What is being asked: From the entries that follow, extract each line holding the string "like".

(Stored entries)
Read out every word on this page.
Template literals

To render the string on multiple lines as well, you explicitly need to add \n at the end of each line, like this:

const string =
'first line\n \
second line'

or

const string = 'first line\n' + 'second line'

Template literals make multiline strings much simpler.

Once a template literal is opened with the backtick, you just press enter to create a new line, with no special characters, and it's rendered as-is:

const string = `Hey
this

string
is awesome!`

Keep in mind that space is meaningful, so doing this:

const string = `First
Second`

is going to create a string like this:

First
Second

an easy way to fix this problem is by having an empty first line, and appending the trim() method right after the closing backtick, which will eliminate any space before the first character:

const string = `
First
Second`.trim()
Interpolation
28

Answer:
To render the string on multiple lines as well, you explicitly need to add \n at the end of each line, like this:
is going to create a string like this:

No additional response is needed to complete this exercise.